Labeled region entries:
· · · ·

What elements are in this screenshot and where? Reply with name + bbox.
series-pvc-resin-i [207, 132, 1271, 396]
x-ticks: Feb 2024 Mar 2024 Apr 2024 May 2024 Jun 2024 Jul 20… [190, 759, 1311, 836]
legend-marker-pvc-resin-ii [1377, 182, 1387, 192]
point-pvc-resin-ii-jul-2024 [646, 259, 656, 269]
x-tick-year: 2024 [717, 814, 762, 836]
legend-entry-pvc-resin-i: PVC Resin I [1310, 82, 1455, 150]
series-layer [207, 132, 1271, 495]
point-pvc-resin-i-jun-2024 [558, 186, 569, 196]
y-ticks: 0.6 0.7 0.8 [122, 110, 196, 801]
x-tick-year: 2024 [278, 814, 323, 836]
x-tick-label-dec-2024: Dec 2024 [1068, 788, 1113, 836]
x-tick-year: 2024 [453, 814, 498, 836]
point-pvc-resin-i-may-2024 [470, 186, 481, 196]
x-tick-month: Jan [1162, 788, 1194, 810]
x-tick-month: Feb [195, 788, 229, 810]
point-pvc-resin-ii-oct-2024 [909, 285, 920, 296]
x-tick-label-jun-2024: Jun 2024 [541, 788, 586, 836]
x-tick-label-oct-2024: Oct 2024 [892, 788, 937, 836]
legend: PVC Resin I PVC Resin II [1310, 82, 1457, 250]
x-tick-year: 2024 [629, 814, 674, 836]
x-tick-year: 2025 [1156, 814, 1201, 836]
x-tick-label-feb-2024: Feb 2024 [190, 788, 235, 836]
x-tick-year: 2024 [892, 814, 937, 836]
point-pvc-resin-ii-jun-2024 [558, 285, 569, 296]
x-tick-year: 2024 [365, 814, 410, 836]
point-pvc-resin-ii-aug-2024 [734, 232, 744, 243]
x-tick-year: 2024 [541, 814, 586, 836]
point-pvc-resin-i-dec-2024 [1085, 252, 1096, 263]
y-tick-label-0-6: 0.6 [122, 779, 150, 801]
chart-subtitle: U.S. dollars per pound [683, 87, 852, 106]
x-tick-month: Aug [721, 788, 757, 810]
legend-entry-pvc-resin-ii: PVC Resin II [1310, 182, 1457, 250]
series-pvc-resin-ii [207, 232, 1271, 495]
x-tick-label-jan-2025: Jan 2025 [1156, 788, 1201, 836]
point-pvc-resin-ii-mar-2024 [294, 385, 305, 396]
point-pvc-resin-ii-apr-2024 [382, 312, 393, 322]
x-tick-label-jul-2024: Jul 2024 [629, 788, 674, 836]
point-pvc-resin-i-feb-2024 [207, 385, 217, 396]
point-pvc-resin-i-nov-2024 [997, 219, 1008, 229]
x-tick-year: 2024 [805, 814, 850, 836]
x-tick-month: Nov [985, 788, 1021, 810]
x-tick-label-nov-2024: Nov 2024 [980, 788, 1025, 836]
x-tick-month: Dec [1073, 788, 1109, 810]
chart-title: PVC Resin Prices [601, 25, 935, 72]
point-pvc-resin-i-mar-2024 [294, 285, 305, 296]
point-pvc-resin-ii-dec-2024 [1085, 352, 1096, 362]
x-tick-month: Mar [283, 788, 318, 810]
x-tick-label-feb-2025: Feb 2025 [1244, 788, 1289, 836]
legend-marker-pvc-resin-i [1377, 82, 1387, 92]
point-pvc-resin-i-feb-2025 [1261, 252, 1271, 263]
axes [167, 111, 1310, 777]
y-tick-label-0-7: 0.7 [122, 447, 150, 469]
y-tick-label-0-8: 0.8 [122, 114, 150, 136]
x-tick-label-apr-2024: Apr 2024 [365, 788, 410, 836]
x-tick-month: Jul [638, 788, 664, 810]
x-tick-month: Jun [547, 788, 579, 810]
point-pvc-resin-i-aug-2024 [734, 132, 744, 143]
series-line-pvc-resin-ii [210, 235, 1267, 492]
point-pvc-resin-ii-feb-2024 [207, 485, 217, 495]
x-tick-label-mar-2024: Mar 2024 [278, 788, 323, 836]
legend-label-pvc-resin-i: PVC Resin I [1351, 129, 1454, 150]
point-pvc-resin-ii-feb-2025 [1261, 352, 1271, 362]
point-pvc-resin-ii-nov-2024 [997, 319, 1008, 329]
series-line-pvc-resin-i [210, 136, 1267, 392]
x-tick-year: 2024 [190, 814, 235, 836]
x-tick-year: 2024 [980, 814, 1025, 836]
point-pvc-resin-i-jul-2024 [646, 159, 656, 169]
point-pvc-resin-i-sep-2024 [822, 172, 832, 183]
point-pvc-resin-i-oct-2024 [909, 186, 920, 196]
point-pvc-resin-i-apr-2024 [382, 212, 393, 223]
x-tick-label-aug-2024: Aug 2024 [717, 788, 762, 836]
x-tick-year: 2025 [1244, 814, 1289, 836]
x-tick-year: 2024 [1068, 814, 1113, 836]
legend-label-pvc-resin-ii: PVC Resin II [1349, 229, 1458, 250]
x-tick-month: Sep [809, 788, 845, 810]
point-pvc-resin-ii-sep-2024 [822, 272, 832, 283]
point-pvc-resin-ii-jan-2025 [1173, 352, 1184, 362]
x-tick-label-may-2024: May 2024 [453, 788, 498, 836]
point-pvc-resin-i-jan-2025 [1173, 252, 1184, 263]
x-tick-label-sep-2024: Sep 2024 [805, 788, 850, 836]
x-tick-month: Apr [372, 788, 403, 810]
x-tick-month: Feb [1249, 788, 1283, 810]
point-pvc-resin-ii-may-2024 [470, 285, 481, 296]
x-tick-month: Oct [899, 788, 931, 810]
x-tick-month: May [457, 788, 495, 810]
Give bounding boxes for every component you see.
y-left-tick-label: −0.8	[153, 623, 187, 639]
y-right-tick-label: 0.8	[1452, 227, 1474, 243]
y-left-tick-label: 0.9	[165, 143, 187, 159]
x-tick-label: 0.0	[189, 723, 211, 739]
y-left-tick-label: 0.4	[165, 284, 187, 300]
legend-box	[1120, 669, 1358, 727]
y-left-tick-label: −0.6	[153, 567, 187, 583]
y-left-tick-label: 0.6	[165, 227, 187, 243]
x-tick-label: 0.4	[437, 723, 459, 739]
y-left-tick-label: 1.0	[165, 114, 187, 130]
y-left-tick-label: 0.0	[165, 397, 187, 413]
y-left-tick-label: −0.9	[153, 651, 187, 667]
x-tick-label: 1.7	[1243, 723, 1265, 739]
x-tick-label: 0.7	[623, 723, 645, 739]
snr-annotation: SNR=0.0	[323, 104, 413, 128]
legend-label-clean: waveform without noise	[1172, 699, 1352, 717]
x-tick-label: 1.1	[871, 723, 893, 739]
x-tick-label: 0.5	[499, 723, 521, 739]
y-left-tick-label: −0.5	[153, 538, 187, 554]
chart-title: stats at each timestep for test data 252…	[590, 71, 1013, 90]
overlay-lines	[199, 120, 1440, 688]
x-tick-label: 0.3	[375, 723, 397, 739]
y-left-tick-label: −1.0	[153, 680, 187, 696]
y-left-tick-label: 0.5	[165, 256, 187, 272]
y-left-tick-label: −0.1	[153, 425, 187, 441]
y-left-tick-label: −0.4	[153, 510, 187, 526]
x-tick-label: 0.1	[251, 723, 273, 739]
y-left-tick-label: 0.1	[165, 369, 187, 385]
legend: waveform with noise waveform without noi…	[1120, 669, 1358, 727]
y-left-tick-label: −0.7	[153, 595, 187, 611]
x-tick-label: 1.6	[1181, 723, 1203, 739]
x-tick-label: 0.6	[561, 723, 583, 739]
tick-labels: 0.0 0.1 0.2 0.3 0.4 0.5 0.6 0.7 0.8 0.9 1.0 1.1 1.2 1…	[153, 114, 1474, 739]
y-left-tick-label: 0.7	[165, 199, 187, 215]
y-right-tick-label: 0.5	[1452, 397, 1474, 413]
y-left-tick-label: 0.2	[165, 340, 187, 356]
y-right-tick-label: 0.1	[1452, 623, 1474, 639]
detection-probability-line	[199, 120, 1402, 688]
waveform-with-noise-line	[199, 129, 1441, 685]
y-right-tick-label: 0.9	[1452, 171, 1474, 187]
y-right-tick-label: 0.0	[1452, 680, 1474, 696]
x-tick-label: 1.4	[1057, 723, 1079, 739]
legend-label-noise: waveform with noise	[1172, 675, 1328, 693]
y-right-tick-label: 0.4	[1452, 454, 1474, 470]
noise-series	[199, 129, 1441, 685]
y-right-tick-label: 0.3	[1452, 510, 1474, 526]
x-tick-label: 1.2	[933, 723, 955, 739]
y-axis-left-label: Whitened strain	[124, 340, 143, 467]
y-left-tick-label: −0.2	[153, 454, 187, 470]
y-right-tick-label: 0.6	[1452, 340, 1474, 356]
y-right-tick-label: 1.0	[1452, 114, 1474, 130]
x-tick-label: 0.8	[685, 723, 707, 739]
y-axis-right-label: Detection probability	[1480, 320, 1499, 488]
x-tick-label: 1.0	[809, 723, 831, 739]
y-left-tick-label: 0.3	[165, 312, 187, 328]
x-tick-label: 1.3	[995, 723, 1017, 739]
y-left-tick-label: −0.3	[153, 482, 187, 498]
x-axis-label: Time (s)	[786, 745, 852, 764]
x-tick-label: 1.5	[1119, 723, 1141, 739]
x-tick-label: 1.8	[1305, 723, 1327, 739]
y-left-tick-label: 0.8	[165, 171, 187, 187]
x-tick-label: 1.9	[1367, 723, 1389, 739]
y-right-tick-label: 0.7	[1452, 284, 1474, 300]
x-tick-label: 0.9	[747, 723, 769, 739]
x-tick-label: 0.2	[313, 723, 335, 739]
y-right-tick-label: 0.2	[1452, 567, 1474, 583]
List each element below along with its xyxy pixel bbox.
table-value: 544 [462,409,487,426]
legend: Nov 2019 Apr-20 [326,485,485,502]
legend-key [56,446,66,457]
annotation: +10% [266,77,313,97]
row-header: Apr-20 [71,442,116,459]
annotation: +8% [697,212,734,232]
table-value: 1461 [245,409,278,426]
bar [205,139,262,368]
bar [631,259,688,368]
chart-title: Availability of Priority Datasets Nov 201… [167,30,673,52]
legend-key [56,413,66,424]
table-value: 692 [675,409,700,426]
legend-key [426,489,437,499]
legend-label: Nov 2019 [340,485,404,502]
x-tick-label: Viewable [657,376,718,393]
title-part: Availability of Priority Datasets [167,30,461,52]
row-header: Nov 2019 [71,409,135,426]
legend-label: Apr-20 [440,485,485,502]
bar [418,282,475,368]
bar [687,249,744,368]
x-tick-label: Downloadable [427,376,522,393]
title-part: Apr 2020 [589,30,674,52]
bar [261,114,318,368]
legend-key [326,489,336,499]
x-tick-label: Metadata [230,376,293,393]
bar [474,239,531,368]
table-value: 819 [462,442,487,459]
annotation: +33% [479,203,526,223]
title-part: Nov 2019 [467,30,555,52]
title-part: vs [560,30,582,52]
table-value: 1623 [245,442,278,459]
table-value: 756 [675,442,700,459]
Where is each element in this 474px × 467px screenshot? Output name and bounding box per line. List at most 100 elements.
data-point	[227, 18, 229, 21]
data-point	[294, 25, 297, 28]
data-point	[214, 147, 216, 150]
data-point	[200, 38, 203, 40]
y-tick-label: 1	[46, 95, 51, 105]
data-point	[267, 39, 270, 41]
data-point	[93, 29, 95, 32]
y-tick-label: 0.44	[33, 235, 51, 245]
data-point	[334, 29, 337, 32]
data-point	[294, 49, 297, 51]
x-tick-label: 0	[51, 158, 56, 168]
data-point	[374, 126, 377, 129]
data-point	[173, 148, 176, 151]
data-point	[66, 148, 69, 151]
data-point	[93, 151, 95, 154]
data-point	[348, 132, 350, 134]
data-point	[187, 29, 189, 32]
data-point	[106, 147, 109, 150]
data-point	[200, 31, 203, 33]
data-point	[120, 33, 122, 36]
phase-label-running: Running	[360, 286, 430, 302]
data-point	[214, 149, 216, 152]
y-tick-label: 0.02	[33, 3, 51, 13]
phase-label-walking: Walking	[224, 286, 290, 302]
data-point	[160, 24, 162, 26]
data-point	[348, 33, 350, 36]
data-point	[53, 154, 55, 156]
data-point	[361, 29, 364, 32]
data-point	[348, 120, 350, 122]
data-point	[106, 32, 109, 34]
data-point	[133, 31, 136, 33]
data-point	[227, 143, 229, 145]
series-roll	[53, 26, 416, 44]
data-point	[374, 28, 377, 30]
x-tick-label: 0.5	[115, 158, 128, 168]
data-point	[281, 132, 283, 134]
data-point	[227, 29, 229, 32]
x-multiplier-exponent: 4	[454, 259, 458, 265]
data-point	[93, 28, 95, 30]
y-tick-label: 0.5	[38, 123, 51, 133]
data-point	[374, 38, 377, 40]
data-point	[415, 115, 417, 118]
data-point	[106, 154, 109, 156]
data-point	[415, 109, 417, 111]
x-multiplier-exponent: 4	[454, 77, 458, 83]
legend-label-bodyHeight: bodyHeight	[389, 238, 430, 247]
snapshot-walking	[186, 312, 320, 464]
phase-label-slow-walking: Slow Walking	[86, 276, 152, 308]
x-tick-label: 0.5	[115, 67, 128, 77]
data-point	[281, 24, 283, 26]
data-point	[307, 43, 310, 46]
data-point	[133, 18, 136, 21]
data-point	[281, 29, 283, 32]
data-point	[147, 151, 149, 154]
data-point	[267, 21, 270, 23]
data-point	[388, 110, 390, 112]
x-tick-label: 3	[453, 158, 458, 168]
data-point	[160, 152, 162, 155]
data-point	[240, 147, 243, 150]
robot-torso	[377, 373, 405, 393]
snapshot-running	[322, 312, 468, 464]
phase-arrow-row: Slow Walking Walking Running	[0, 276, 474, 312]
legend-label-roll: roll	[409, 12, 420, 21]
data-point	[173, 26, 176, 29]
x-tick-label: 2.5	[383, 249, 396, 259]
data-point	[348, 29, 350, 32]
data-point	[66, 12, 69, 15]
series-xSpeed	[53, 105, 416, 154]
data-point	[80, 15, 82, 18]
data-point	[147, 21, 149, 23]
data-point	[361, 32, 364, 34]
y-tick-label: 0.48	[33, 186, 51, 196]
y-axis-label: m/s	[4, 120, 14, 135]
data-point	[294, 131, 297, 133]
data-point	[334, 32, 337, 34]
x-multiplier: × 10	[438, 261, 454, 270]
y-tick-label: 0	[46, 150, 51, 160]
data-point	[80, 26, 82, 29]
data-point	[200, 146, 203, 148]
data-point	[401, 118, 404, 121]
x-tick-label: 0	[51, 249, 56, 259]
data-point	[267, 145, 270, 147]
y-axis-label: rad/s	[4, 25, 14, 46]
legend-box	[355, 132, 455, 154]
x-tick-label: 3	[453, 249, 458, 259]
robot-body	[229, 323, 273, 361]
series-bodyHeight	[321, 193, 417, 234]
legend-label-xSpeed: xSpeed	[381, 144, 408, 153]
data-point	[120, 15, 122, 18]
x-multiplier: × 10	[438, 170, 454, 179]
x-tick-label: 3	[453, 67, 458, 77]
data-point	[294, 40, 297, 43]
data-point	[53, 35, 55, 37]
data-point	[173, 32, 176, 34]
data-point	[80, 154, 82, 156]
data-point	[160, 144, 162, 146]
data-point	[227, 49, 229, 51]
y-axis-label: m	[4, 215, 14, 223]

· · · ·

- **WHAT YOU HAVE TO DO**
From the material above, copy out every line that contains the string "marker".

- **RESULT OF THE EXERCISE**
legend-marker-pvc-resin-ii [1377, 182, 1387, 192]
legend-marker-pvc-resin-i [1377, 82, 1387, 92]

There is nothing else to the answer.